→ Task instructions
Could you extract every entry below and reproduce it exactly?
Start of The data
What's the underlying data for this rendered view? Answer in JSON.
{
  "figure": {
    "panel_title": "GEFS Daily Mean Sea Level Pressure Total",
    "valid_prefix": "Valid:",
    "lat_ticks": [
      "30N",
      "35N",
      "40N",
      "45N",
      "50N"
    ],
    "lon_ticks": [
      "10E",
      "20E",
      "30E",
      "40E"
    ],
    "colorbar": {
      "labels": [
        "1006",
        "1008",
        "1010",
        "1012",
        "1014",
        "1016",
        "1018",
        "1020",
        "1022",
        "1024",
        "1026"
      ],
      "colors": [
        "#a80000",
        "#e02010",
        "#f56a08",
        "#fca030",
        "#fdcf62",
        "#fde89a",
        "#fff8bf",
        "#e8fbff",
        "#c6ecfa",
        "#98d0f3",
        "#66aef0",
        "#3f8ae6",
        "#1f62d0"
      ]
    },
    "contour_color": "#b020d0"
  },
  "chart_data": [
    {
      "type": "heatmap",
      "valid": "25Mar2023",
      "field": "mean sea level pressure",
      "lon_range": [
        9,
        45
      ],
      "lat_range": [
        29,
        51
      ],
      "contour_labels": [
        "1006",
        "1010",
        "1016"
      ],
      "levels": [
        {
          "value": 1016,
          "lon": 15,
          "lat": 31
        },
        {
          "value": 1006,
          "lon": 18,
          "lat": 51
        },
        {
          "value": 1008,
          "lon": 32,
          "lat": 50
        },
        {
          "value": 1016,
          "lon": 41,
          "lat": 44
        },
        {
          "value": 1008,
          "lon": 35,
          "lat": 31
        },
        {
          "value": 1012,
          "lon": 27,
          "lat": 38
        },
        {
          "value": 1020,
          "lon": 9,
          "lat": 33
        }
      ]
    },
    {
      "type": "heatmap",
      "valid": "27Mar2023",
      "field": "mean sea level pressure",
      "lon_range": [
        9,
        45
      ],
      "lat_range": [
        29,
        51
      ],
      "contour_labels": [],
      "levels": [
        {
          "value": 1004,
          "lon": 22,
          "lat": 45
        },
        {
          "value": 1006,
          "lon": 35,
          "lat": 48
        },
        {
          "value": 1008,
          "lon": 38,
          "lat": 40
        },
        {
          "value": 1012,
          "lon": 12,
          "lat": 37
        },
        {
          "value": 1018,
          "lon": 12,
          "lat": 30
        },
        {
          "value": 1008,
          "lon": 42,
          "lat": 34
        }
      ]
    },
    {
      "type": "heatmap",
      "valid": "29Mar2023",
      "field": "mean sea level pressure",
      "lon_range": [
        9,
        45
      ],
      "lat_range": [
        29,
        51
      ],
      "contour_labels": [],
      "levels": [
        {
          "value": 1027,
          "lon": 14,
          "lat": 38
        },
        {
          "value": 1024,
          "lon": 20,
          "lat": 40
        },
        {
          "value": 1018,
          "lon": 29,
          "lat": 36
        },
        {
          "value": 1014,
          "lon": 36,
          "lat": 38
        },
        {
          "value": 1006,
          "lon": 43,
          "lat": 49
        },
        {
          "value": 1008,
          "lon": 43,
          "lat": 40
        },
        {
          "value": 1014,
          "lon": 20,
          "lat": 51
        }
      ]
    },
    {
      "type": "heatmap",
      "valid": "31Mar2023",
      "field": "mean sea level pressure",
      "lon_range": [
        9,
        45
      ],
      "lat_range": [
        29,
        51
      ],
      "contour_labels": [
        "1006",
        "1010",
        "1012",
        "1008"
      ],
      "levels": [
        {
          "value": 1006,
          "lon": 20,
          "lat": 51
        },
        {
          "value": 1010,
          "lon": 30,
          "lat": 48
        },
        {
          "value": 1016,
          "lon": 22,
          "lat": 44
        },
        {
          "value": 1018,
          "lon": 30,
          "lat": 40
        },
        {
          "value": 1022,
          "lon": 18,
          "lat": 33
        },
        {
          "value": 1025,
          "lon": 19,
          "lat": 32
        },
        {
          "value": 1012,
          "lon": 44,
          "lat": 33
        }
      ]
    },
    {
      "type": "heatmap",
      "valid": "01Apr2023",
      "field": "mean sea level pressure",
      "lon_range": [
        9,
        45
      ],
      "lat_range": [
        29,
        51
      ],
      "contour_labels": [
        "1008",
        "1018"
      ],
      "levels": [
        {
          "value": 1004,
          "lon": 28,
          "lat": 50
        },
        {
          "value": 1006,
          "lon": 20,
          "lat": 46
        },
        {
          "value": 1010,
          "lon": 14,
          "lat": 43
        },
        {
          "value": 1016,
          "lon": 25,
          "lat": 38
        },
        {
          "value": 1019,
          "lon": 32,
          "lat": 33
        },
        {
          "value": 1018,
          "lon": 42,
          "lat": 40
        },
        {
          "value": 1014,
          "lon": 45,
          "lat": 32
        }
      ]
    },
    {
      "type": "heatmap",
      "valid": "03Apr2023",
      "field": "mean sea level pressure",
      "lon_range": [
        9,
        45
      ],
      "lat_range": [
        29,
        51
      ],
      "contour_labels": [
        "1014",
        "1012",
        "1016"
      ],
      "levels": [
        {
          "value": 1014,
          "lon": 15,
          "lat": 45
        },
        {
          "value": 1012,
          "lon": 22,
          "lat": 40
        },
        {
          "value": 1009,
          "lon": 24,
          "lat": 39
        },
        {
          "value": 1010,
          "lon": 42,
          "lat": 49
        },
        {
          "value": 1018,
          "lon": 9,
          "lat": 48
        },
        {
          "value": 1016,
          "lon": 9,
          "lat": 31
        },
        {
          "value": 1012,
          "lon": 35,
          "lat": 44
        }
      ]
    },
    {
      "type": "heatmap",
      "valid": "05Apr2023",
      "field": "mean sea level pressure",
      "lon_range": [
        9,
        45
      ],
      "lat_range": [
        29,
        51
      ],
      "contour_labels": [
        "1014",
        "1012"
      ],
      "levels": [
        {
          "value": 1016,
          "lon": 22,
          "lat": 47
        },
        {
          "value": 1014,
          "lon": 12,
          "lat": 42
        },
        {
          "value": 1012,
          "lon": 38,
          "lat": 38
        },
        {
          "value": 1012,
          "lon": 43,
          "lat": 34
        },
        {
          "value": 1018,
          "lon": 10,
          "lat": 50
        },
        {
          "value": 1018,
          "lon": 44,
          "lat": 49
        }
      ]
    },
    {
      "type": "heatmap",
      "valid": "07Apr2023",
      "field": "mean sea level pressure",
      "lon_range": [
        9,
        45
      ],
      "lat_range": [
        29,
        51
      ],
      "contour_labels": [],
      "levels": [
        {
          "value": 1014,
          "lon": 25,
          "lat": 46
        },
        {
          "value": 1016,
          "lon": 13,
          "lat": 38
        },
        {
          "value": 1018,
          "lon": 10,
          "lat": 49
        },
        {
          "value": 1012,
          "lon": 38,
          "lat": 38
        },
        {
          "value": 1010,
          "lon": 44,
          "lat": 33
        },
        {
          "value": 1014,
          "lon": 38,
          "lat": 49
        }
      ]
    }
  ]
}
End of The data
→ Reply to the exercise
What's the underlying data for this rendered view? Answer in JSON.
{
  "figure": {
    "panel_title": "GEFS Daily Mean Sea Level Pressure Total",
    "valid_prefix": "Valid:",
    "lat_ticks": [
      "30N",
      "35N",
      "40N",
      "45N",
      "50N"
    ],
    "lon_ticks": [
      "10E",
      "20E",
      "30E",
      "40E"
    ],
    "colorbar": {
      "labels": [
        "1006",
        "1008",
        "1010",
        "1012",
        "1014",
        "1016",
        "1018",
        "1020",
        "1022",
        "1024",
        "1026"
      ],
      "colors": [
        "#a80000",
        "#e02010",
        "#f56a08",
        "#fca030",
        "#fdcf62",
        "#fde89a",
        "#fff8bf",
        "#e8fbff",
        "#c6ecfa",
        "#98d0f3",
        "#66aef0",
        "#3f8ae6",
        "#1f62d0"
      ]
    },
    "contour_color": "#b020d0"
  },
  "chart_data": [
    {
      "type": "heatmap",
      "valid": "25Mar2023",
      "field": "mean sea level pressure",
      "lon_range": [
        9,
        45
      ],
      "lat_range": [
        29,
        51
      ],
      "contour_labels": [
        "1006",
        "1010",
        "1016"
      ],
      "levels": [
        {
          "value": 1016,
          "lon": 15,
          "lat": 31
        },
        {
          "value": 1006,
          "lon": 18,
          "lat": 51
        },
        {
          "value": 1008,
          "lon": 32,
          "lat": 50
        },
        {
          "value": 1016,
          "lon": 41,
          "lat": 44
        },
        {
          "value": 1008,
          "lon": 35,
          "lat": 31
        },
        {
          "value": 1012,
          "lon": 27,
          "lat": 38
        },
        {
          "value": 1020,
          "lon": 9,
          "lat": 33
        }
      ]
    },
    {
      "type": "heatmap",
      "valid": "27Mar2023",
      "field": "mean sea level pressure",
      "lon_range": [
        9,
        45
      ],
      "lat_range": [
        29,
        51
      ],
      "contour_labels": [],
      "levels": [
        {
          "value": 1004,
          "lon": 22,
          "lat": 45
        },
        {
          "value": 1006,
          "lon": 35,
          "lat": 48
        },
        {
          "value": 1008,
          "lon": 38,
          "lat": 40
        },
        {
          "value": 1012,
          "lon": 12,
          "lat": 37
        },
        {
          "value": 1018,
          "lon": 12,
          "lat": 30
        },
        {
          "value": 1008,
          "lon": 42,
          "lat": 34
        }
      ]
    },
    {
      "type": "heatmap",
      "valid": "29Mar2023",
      "field": "mean sea level pressure",
      "lon_range": [
        9,
        45
      ],
      "lat_range": [
        29,
        51
      ],
      "contour_labels": [],
      "levels": [
        {
          "value": 1027,
          "lon": 14,
          "lat": 38
        },
        {
          "value": 1024,
          "lon": 20,
          "lat": 40
        },
        {
          "value": 1018,
          "lon": 29,
          "lat": 36
        },
        {
          "value": 1014,
          "lon": 36,
          "lat": 38
        },
        {
          "value": 1006,
          "lon": 43,
          "lat": 49
        },
        {
          "value": 1008,
          "lon": 43,
          "lat": 40
        },
        {
          "value": 1014,
          "lon": 20,
          "lat": 51
        }
      ]
    },
    {
      "type": "heatmap",
      "valid": "31Mar2023",
      "field": "mean sea level pressure",
      "lon_range": [
        9,
        45
      ],
      "lat_range": [
        29,
        51
      ],
      "contour_labels": [
        "1006",
        "1010",
        "1012",
        "1008"
      ],
      "levels": [
        {
          "value": 1006,
          "lon": 20,
          "lat": 51
        },
        {
          "value": 1010,
          "lon": 30,
          "lat": 48
        },
        {
          "value": 1016,
          "lon": 22,
          "lat": 44
        },
        {
          "value": 1018,
          "lon": 30,
          "lat": 40
        },
        {
          "value": 1022,
          "lon": 18,
          "lat": 33
        },
        {
          "value": 1025,
          "lon": 19,
          "lat": 32
        },
        {
          "value": 1012,
          "lon": 44,
          "lat": 33
        }
      ]
    },
    {
      "type": "heatmap",
      "valid": "01Apr2023",
      "field": "mean sea level pressure",
      "lon_range": [
        9,
        45
      ],
      "lat_range": [
        29,
        51
      ],
      "contour_labels": [
        "1008",
        "1018"
      ],
      "levels": [
        {
          "value": 1004,
          "lon": 28,
          "lat": 50
        },
        {
          "value": 1006,
          "lon": 20,
          "lat": 46
        },
        {
          "value": 1010,
          "lon": 14,
          "lat": 43
        },
        {
          "value": 1016,
          "lon": 25,
          "lat": 38
        },
        {
          "value": 1019,
          "lon": 32,
          "lat": 33
        },
        {
          "value": 1018,
          "lon": 42,
          "lat": 40
        },
        {
          "value": 1014,
          "lon": 45,
          "lat": 32
        }
      ]
    },
    {
      "type": "heatmap",
      "valid": "03Apr2023",
      "field": "mean sea level pressure",
      "lon_range": [
        9,
        45
      ],
      "lat_range": [
        29,
        51
      ],
      "contour_labels": [
        "1014",
        "1012",
        "1016"
      ],
      "levels": [
        {
          "value": 1014,
          "lon": 15,
          "lat": 45
        },
        {
          "value": 1012,
          "lon": 22,
          "lat": 40
        },
        {
          "value": 1009,
          "lon": 24,
          "lat": 39
        },
        {
          "value": 1010,
          "lon": 42,
          "lat": 49
        },
        {
          "value": 1018,
          "lon": 9,
          "lat": 48
        },
        {
          "value": 1016,
          "lon": 9,
          "lat": 31
        },
        {
          "value": 1012,
          "lon": 35,
          "lat": 44
        }
      ]
    },
    {
      "type": "heatmap",
      "valid": "05Apr2023",
      "field": "mean sea level pressure",
      "lon_range": [
        9,
        45
      ],
      "lat_range": [
        29,
        51
      ],
      "contour_labels": [
        "1014",
        "1012"
      ],
      "levels": [
        {
          "value": 1016,
          "lon": 22,
          "lat": 47
        },
        {
          "value": 1014,
          "lon": 12,
          "lat": 42
        },
        {
          "value": 1012,
          "lon": 38,
          "lat": 38
        },
        {
          "value": 1012,
          "lon": 43,
          "lat": 34
        },
        {
          "value": 1018,
          "lon": 10,
          "lat": 50
        },
        {
          "value": 1018,
          "lon": 44,
          "lat": 49
        }
      ]
    },
    {
      "type": "heatmap",
      "valid": "07Apr2023",
      "field": "mean sea level pressure",
      "lon_range": [
        9,
        45
      ],
      "lat_range": [
        29,
        51
      ],
      "contour_labels": [],
      "levels": [
        {
          "value": 1014,
          "lon": 25,
          "lat": 46
        },
        {
          "value": 1016,
          "lon": 13,
          "lat": 38
        },
        {
          "value": 1018,
          "lon": 10,
          "lat": 49
        },
        {
          "value": 1012,
          "lon": 38,
          "lat": 38
        },
        {
          "value": 1010,
          "lon": 44,
          "lat": 33
        },
        {
          "value": 1014,
          "lon": 38,
          "lat": 49
        }
      ]
    }
  ]
}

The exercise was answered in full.